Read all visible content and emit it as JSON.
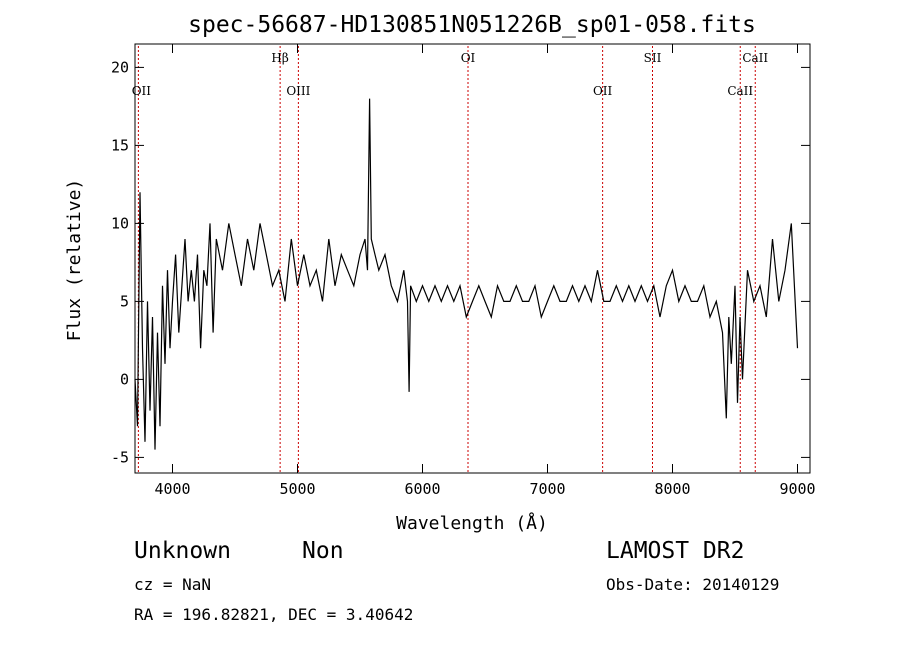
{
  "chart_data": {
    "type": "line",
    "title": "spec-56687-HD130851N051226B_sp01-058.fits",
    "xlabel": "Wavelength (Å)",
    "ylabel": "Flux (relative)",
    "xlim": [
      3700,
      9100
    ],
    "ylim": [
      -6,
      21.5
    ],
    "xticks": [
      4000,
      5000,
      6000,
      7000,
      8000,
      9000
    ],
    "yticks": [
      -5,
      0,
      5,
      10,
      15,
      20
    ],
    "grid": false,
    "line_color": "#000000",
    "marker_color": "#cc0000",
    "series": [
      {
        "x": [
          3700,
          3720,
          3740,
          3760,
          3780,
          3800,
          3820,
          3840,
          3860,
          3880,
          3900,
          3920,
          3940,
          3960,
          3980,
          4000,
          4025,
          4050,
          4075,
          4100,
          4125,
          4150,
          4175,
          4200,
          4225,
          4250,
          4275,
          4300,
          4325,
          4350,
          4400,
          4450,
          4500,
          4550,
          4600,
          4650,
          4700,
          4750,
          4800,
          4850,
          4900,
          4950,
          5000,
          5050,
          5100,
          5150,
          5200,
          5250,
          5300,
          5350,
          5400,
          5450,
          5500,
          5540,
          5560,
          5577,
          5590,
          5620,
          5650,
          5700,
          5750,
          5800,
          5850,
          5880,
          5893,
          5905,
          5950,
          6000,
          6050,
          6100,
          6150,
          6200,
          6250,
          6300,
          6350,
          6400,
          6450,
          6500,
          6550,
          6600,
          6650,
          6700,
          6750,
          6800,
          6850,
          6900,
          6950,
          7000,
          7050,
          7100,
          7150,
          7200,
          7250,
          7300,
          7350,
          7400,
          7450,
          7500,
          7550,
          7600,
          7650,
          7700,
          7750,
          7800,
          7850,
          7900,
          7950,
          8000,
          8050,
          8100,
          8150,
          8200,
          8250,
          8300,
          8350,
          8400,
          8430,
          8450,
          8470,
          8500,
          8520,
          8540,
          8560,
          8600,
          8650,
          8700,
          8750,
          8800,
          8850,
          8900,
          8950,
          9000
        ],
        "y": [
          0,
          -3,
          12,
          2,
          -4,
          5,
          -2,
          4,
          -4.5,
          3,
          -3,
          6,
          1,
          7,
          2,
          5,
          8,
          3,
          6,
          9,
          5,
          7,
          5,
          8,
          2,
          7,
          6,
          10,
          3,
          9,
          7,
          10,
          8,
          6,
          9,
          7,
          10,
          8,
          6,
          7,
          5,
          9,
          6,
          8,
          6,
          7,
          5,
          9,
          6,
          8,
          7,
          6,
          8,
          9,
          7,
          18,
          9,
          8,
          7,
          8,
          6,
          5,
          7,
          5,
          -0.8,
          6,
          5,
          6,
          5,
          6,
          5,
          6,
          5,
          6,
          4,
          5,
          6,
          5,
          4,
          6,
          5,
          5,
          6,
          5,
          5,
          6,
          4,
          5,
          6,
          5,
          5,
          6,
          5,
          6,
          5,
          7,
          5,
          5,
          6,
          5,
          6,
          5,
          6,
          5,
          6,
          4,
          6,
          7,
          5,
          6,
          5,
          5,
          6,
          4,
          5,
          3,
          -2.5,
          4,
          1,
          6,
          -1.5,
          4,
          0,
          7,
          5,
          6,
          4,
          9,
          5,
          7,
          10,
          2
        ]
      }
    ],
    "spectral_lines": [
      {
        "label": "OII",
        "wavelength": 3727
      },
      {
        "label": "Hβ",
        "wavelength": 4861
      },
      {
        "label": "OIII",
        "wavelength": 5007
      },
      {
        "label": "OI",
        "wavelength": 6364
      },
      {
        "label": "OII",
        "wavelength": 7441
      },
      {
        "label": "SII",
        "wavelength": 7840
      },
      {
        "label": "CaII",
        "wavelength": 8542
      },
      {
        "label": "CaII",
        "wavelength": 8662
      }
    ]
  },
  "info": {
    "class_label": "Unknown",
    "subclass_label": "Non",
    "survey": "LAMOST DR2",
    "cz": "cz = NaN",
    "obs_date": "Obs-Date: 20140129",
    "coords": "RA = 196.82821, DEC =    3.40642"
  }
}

**What you should do**
Your task is an exact transcription of all the data, minus the pictures.

**The output**
Read all visible content and emit it as JSON.
{
  "chart_data": {
    "type": "line",
    "title": "spec-56687-HD130851N051226B_sp01-058.fits",
    "xlabel": "Wavelength (Å)",
    "ylabel": "Flux (relative)",
    "xlim": [
      3700,
      9100
    ],
    "ylim": [
      -6,
      21.5
    ],
    "xticks": [
      4000,
      5000,
      6000,
      7000,
      8000,
      9000
    ],
    "yticks": [
      -5,
      0,
      5,
      10,
      15,
      20
    ],
    "grid": false,
    "line_color": "#000000",
    "marker_color": "#cc0000",
    "series": [
      {
        "x": [
          3700,
          3720,
          3740,
          3760,
          3780,
          3800,
          3820,
          3840,
          3860,
          3880,
          3900,
          3920,
          3940,
          3960,
          3980,
          4000,
          4025,
          4050,
          4075,
          4100,
          4125,
          4150,
          4175,
          4200,
          4225,
          4250,
          4275,
          4300,
          4325,
          4350,
          4400,
          4450,
          4500,
          4550,
          4600,
          4650,
          4700,
          4750,
          4800,
          4850,
          4900,
          4950,
          5000,
          5050,
          5100,
          5150,
          5200,
          5250,
          5300,
          5350,
          5400,
          5450,
          5500,
          5540,
          5560,
          5577,
          5590,
          5620,
          5650,
          5700,
          5750,
          5800,
          5850,
          5880,
          5893,
          5905,
          5950,
          6000,
          6050,
          6100,
          6150,
          6200,
          6250,
          6300,
          6350,
          6400,
          6450,
          6500,
          6550,
          6600,
          6650,
          6700,
          6750,
          6800,
          6850,
          6900,
          6950,
          7000,
          7050,
          7100,
          7150,
          7200,
          7250,
          7300,
          7350,
          7400,
          7450,
          7500,
          7550,
          7600,
          7650,
          7700,
          7750,
          7800,
          7850,
          7900,
          7950,
          8000,
          8050,
          8100,
          8150,
          8200,
          8250,
          8300,
          8350,
          8400,
          8430,
          8450,
          8470,
          8500,
          8520,
          8540,
          8560,
          8600,
          8650,
          8700,
          8750,
          8800,
          8850,
          8900,
          8950,
          9000
        ],
        "y": [
          0,
          -3,
          12,
          2,
          -4,
          5,
          -2,
          4,
          -4.5,
          3,
          -3,
          6,
          1,
          7,
          2,
          5,
          8,
          3,
          6,
          9,
          5,
          7,
          5,
          8,
          2,
          7,
          6,
          10,
          3,
          9,
          7,
          10,
          8,
          6,
          9,
          7,
          10,
          8,
          6,
          7,
          5,
          9,
          6,
          8,
          6,
          7,
          5,
          9,
          6,
          8,
          7,
          6,
          8,
          9,
          7,
          18,
          9,
          8,
          7,
          8,
          6,
          5,
          7,
          5,
          -0.8,
          6,
          5,
          6,
          5,
          6,
          5,
          6,
          5,
          6,
          4,
          5,
          6,
          5,
          4,
          6,
          5,
          5,
          6,
          5,
          5,
          6,
          4,
          5,
          6,
          5,
          5,
          6,
          5,
          6,
          5,
          7,
          5,
          5,
          6,
          5,
          6,
          5,
          6,
          5,
          6,
          4,
          6,
          7,
          5,
          6,
          5,
          5,
          6,
          4,
          5,
          3,
          -2.5,
          4,
          1,
          6,
          -1.5,
          4,
          0,
          7,
          5,
          6,
          4,
          9,
          5,
          7,
          10,
          2
        ]
      }
    ],
    "spectral_lines": [
      {
        "label": "OII",
        "wavelength": 3727
      },
      {
        "label": "Hβ",
        "wavelength": 4861
      },
      {
        "label": "OIII",
        "wavelength": 5007
      },
      {
        "label": "OI",
        "wavelength": 6364
      },
      {
        "label": "OII",
        "wavelength": 7441
      },
      {
        "label": "SII",
        "wavelength": 7840
      },
      {
        "label": "CaII",
        "wavelength": 8542
      },
      {
        "label": "CaII",
        "wavelength": 8662
      }
    ]
  },
  "info": {
    "class_label": "Unknown",
    "subclass_label": "Non",
    "survey": "LAMOST DR2",
    "cz": "cz = NaN",
    "obs_date": "Obs-Date: 20140129",
    "coords": "RA = 196.82821, DEC =    3.40642"
  }
}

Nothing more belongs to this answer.